Il cavallo di Przewalski è un piccolo cavallo considerato “selvatico” originario delle steppe e delle zone desertiche; ci sono ancora numerose diatribe in atto sul fatto se costituisca specie a se stante o meno, in quanto possiede 2 cromosomi in più rispetto al cavallo “domestico”.
È facilmente riconoscibile dal colore conosciuto come “isabella”, tra il giallo ed il marrone, con una striscia più scura sul dorso e la pancia chiara. La criniera è insolitamente corta a “spazzola”. Tutte queste caratteristiche lo rendono riconducibile alle rappresentazioni rupestri di 30.000 anni fa nelle grotte di Francia, Italia e Spagna.

__Consegna__. Ricopia la parte del brano sul cavallo di Przewalski che va da "Il cavallo di" a "Italia e Spagna.", incluse queste parole. Il materiale qui sotto non serve.

Dati presi da una raccolta
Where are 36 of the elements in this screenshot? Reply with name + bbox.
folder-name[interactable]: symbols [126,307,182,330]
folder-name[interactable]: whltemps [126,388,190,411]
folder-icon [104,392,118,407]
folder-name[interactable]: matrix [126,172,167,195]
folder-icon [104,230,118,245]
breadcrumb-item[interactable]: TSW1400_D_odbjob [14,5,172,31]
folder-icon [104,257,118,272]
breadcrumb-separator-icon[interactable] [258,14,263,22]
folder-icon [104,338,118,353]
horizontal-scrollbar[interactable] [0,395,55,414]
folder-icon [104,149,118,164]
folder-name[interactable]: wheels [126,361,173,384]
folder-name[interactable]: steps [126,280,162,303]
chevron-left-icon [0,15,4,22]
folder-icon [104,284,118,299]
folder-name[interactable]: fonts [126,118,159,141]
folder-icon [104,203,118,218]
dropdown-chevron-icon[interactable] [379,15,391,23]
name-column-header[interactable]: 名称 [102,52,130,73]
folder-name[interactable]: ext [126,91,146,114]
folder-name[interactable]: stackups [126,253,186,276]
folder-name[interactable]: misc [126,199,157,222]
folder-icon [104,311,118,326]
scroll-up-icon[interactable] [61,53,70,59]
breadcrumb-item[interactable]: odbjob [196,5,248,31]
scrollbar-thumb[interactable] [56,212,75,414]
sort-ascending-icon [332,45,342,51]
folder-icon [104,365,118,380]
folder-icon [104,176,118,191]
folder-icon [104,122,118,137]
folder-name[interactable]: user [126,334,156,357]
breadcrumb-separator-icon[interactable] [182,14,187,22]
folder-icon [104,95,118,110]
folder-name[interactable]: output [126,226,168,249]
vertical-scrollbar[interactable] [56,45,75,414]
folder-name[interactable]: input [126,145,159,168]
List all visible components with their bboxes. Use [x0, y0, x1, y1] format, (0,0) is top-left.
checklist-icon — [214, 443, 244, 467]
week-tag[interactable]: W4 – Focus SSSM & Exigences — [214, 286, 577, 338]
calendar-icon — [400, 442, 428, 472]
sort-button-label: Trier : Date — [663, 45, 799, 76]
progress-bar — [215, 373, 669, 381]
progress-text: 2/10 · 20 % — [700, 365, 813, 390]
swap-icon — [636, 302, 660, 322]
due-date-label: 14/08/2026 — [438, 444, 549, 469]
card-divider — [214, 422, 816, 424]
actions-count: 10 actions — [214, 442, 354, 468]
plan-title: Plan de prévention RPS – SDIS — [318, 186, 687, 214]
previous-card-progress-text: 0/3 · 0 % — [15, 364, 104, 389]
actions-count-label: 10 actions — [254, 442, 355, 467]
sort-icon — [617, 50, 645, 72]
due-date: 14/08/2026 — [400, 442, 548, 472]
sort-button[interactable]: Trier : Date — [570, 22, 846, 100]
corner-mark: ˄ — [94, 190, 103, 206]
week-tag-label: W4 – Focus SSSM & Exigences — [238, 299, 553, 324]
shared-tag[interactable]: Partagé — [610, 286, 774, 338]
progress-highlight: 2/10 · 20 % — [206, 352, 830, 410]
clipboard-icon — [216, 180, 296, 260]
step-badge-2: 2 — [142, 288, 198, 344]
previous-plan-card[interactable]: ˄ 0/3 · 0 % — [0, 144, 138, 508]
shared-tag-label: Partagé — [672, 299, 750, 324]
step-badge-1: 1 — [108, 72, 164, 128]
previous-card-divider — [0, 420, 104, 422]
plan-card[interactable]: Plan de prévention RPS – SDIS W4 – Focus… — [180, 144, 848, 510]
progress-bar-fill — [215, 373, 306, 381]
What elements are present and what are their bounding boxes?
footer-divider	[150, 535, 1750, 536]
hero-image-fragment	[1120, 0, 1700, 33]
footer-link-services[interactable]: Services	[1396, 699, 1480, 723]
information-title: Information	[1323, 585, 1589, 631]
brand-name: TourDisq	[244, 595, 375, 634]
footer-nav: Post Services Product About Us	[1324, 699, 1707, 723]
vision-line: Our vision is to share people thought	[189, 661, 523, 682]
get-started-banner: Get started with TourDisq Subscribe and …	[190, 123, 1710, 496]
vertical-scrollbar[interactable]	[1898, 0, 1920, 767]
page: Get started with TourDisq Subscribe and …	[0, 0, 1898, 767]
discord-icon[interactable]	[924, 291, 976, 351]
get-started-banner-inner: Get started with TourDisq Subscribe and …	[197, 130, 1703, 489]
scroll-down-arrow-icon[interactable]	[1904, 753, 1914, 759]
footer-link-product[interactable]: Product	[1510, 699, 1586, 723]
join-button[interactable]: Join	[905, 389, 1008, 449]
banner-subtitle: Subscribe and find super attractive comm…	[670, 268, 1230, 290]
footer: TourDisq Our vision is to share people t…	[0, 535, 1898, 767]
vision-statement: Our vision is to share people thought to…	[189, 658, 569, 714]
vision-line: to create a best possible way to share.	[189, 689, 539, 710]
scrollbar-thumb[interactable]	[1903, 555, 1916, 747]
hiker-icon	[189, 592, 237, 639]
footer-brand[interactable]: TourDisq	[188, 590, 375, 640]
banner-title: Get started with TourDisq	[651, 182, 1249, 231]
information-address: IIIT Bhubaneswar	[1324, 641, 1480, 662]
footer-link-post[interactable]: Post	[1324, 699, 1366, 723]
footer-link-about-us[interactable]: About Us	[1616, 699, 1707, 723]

__Spazio risposta__.
Il cavallo di Przewalski è un piccolo cavallo considerato “selvatico” originario delle steppe e delle zone desertiche; ci sono ancora numerose diatribe in atto sul fatto se costituisca specie a se stante o meno, in quanto possiede 2 cromosomi in più rispetto al cavallo “domestico”.
È facilmente riconoscibile dal colore conosciuto come “isabella”, tra il giallo ed il marrone, con una striscia più scura sul dorso e la pancia chiara. La criniera è insolitamente corta a “spazzola”. Tutte queste caratteristiche lo rendono riconducibile alle rappresentazioni rupestri di 30.000 anni fa nelle grotte di Francia, Italia e Spagna.